===== TASK MATERIAL =====

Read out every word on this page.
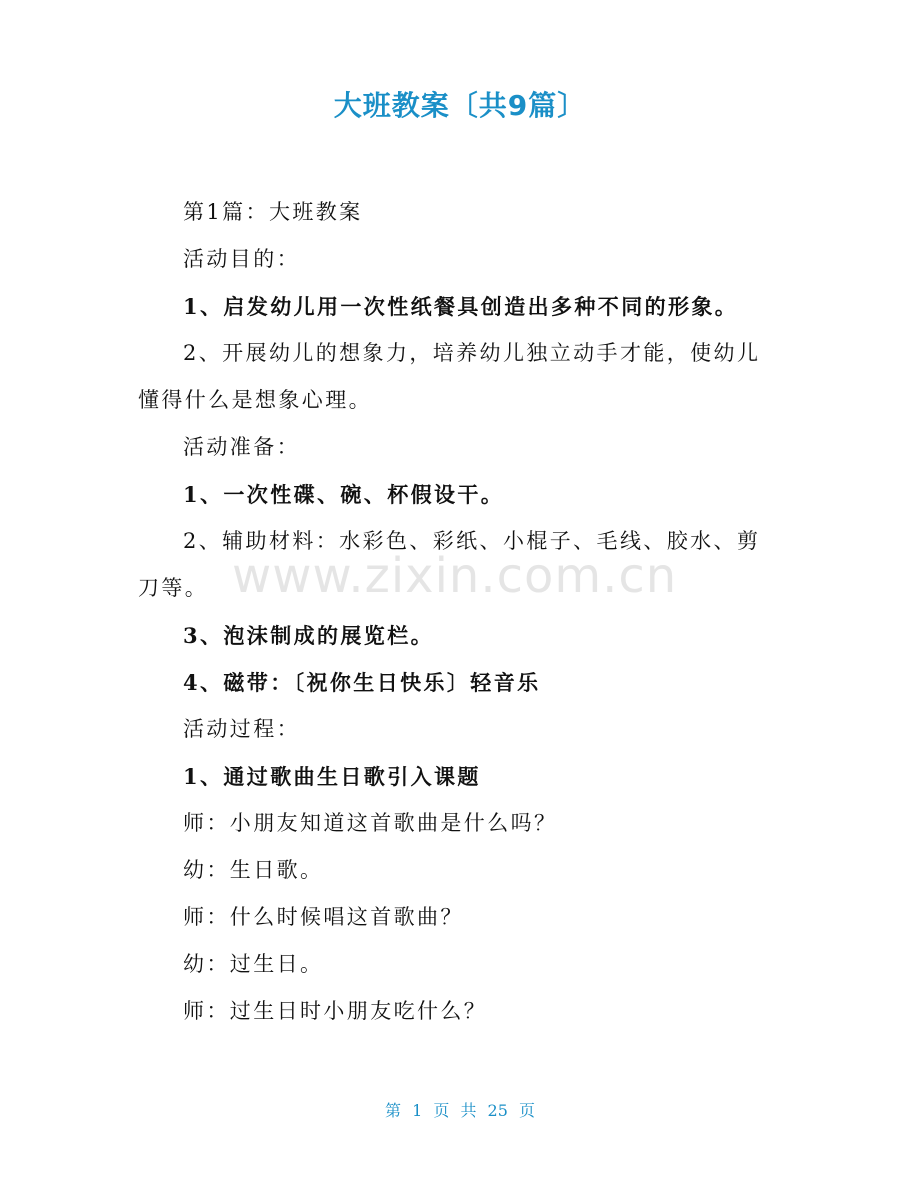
大班教案〔共9篇〕

第1篇：大班教案

活动目的：

1、启发幼儿用一次性纸餐具创造出多种不同的形象。

2、开展幼儿的想象力，培养幼儿独立动手才能，使幼儿懂得什么是想象心理。

活动准备：

1、一次性碟、碗、杯假设干。

2、辅助材料：水彩色、彩纸、小棍子、毛线、胶水、剪刀等。

3、泡沫制成的展览栏。

4、磁带：〔祝你生日快乐〕轻音乐

活动过程：

1、通过歌曲生日歌引入课题

师：小朋友知道这首歌曲是什么吗？

幼：生日歌。

师：什么时候唱这首歌曲？

幼：过生日。

师：过生日时小朋友吃什么？

www.zixin.com.cn
第 1 页 共 25 页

=====

● WHAT YOU NEED TO DO
Keep the pictures out of the copy and write out the data exactly as it stands.

● RESULT OF THIS TASK
Read out every word on this page.
大班教案〔共9篇〕

第1篇：大班教案

活动目的：

1、启发幼儿用一次性纸餐具创造出多种不同的形象。

2、开展幼儿的想象力，培养幼儿独立动手才能，使幼儿懂得什么是想象心理。

活动准备：

1、一次性碟、碗、杯假设干。

2、辅助材料：水彩色、彩纸、小棍子、毛线、胶水、剪刀等。

3、泡沫制成的展览栏。

4、磁带：〔祝你生日快乐〕轻音乐

活动过程：

1、通过歌曲生日歌引入课题

师：小朋友知道这首歌曲是什么吗？

幼：生日歌。

师：什么时候唱这首歌曲？

幼：过生日。

师：过生日时小朋友吃什么？

www.zixin.com.cn
第 1 页 共 25 页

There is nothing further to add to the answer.